*Your objective:*
Copy the lines starting at the one containing "label-marker bbox=[483, 252, 488, 257]" and ending at the one containing "label-marker bbox=[417, 40, 422, 45]", character for character.

*Extracted data:*
------------

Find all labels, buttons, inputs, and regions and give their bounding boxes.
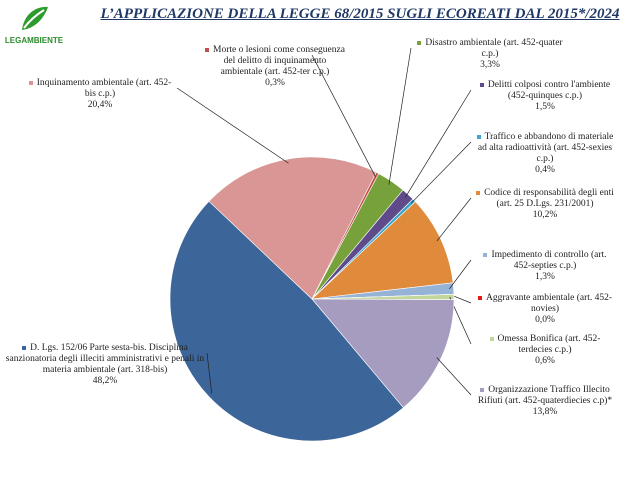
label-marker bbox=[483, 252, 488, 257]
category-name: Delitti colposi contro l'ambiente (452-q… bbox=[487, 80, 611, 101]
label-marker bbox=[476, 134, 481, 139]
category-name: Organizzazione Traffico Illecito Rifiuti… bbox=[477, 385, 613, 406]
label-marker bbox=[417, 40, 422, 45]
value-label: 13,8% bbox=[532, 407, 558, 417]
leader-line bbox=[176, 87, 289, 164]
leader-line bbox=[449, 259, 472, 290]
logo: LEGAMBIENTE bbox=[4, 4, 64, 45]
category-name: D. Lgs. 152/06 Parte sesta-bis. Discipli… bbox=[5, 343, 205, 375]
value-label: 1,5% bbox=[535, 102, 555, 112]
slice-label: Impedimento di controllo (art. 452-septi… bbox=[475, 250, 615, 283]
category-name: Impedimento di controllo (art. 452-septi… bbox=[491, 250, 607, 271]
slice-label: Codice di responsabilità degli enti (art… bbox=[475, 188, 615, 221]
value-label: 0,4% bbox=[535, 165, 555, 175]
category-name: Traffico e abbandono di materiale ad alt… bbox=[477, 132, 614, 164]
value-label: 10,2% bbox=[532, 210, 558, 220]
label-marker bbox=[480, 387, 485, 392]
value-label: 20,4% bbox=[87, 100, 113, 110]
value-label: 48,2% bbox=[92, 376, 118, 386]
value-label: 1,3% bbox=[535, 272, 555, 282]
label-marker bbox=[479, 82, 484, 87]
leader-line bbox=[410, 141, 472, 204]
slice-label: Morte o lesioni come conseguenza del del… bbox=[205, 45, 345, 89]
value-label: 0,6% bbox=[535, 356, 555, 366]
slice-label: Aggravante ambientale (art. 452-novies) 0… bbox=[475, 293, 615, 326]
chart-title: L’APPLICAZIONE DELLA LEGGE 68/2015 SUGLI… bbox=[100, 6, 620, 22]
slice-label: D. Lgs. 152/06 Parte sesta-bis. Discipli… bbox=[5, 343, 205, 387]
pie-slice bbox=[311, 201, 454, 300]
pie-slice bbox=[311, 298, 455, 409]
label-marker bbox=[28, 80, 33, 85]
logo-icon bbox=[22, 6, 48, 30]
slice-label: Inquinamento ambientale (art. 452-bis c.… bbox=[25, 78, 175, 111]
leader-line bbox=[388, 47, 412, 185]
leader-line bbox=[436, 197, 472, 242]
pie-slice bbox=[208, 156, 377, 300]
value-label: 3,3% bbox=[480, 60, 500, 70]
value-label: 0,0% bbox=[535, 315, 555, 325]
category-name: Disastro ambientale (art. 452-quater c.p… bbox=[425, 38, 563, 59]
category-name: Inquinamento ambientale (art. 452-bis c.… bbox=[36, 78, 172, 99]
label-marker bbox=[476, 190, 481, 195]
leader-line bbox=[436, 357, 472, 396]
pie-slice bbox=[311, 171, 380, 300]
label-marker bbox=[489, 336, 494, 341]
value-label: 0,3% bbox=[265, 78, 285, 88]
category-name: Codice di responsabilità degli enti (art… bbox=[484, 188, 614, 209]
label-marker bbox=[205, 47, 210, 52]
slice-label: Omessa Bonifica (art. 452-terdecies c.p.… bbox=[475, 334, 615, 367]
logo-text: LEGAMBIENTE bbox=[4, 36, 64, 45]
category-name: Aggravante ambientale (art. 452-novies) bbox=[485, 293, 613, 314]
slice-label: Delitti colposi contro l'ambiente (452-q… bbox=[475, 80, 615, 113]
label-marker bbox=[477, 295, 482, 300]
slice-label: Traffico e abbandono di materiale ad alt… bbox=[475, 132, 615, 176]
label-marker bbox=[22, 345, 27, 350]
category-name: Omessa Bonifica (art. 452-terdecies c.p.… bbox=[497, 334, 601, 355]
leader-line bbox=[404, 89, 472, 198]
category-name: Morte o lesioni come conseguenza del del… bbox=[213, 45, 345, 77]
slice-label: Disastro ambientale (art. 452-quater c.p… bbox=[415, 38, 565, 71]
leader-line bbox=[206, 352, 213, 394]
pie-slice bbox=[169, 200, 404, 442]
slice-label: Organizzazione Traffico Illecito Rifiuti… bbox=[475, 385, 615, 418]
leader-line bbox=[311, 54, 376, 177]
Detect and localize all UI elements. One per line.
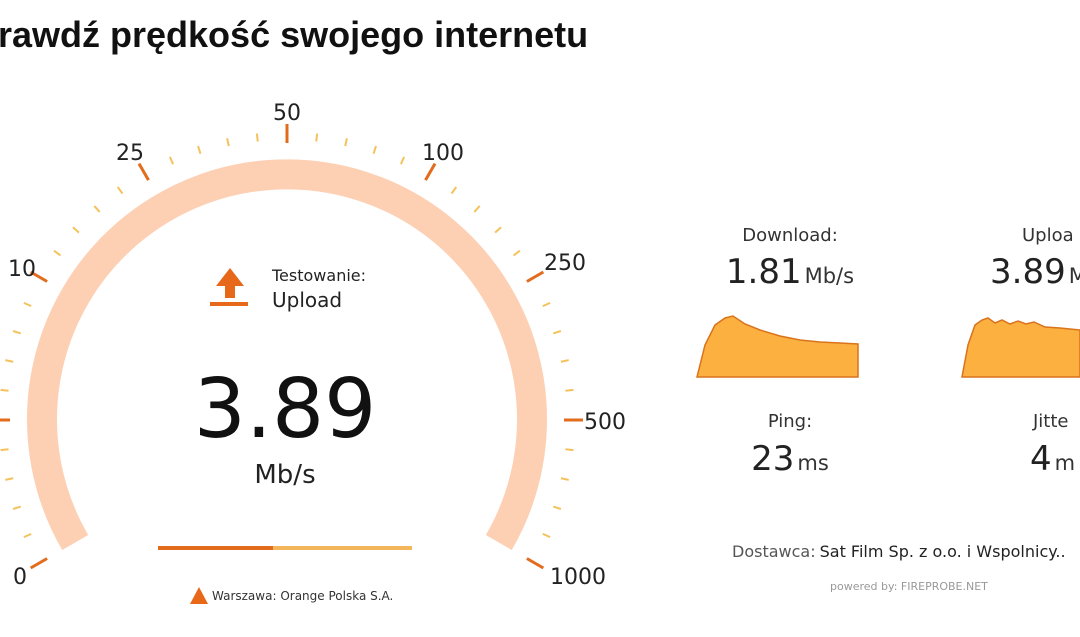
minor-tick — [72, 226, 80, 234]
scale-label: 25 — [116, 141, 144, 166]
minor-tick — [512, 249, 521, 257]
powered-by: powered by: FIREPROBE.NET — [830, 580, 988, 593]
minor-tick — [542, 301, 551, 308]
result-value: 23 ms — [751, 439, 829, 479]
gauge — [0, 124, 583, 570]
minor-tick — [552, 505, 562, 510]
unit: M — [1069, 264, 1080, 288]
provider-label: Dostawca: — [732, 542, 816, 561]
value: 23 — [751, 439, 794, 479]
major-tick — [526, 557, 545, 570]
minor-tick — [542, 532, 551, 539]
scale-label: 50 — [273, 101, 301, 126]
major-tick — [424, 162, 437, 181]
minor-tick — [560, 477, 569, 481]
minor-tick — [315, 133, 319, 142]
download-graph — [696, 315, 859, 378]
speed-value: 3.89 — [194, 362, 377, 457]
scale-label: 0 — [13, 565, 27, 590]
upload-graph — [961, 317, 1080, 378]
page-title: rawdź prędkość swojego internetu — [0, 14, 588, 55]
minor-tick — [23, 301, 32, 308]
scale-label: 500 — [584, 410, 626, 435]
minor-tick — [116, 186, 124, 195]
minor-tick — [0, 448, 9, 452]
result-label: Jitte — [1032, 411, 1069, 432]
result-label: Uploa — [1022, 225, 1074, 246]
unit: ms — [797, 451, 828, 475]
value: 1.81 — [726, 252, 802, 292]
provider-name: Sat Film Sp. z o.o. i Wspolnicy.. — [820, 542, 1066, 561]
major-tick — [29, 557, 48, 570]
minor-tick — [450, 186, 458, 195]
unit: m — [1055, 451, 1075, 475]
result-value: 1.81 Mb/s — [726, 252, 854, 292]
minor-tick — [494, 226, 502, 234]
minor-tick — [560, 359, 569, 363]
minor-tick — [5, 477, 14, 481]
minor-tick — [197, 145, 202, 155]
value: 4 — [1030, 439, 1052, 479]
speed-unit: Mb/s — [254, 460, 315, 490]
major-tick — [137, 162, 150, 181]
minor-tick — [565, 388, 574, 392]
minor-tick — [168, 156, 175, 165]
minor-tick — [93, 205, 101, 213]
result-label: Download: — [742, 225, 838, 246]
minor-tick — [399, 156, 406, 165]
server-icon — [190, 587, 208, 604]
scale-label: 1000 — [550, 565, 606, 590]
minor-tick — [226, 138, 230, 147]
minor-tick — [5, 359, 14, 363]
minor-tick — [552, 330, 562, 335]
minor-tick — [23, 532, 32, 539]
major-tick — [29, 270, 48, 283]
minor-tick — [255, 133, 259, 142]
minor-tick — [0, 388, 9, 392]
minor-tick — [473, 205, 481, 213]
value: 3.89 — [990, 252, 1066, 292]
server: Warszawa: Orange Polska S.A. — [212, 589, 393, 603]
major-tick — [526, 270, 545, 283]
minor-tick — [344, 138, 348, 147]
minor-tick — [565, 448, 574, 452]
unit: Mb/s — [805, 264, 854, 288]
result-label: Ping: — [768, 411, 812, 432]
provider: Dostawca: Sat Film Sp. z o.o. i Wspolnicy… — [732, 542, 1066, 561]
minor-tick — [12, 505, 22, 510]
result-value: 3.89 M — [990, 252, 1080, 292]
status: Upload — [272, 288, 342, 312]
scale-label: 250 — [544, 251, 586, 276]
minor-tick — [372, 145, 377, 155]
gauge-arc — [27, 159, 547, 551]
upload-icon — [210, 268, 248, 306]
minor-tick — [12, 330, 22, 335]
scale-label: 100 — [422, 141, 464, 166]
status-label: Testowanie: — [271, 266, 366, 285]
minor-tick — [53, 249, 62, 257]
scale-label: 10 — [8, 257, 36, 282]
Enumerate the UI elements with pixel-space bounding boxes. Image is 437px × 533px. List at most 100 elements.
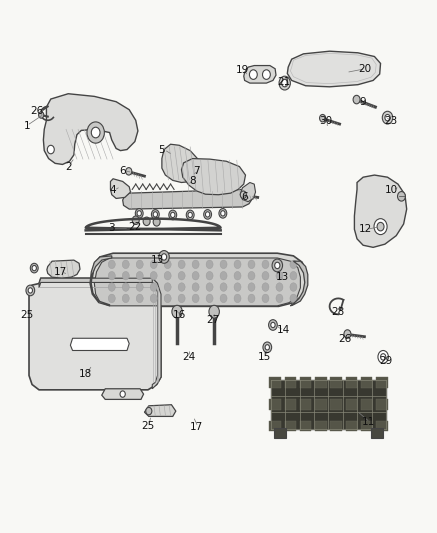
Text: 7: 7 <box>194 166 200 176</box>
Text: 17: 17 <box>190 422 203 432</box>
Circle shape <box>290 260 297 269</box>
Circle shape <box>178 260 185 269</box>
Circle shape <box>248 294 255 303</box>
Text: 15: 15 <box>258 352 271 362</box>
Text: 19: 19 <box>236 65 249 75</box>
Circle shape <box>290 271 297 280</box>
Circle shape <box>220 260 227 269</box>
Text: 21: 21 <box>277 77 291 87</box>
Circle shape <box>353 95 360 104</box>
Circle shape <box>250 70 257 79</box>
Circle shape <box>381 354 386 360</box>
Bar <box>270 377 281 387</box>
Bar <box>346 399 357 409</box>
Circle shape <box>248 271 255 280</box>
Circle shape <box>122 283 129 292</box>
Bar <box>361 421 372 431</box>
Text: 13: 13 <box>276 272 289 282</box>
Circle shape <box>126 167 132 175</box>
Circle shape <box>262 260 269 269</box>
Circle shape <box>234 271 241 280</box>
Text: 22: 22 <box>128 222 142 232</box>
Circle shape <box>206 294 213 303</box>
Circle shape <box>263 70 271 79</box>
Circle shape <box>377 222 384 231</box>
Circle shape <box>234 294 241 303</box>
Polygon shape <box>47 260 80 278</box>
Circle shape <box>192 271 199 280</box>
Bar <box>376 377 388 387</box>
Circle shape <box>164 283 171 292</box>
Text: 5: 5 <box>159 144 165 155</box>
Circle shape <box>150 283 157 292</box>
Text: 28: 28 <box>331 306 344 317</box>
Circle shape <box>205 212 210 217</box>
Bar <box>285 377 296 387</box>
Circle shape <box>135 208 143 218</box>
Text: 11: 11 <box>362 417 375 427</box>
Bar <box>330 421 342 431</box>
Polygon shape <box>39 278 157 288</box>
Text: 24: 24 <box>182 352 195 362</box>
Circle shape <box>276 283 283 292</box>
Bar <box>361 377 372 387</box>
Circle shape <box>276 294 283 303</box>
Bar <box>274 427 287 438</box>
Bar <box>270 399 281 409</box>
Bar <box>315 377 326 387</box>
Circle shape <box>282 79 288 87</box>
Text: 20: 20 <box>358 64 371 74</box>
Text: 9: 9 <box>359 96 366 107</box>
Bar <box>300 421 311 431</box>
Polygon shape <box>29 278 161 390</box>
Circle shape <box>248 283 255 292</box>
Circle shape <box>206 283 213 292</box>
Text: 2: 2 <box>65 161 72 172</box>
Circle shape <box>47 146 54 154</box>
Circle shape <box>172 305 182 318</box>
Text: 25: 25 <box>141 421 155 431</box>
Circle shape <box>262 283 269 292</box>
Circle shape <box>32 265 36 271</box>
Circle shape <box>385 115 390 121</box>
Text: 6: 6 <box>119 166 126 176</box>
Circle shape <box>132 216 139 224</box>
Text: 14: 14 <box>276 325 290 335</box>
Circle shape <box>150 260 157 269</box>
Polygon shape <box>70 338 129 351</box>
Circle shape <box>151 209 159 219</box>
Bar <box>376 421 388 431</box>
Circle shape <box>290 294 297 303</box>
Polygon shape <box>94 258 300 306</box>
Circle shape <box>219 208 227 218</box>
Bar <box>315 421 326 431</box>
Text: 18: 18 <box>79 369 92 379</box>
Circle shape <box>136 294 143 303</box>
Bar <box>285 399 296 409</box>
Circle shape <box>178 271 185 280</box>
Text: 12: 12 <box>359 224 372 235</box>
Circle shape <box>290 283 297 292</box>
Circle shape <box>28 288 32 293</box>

------------

*Exercise output:*
label-marker bbox=[483, 252, 488, 257]
category-name: Delitti colposi contro l'ambiente (452-q… bbox=[487, 80, 611, 101]
label-marker bbox=[476, 134, 481, 139]
category-name: Organizzazione Traffico Illecito Rifiuti… bbox=[477, 385, 613, 406]
label-marker bbox=[417, 40, 422, 45]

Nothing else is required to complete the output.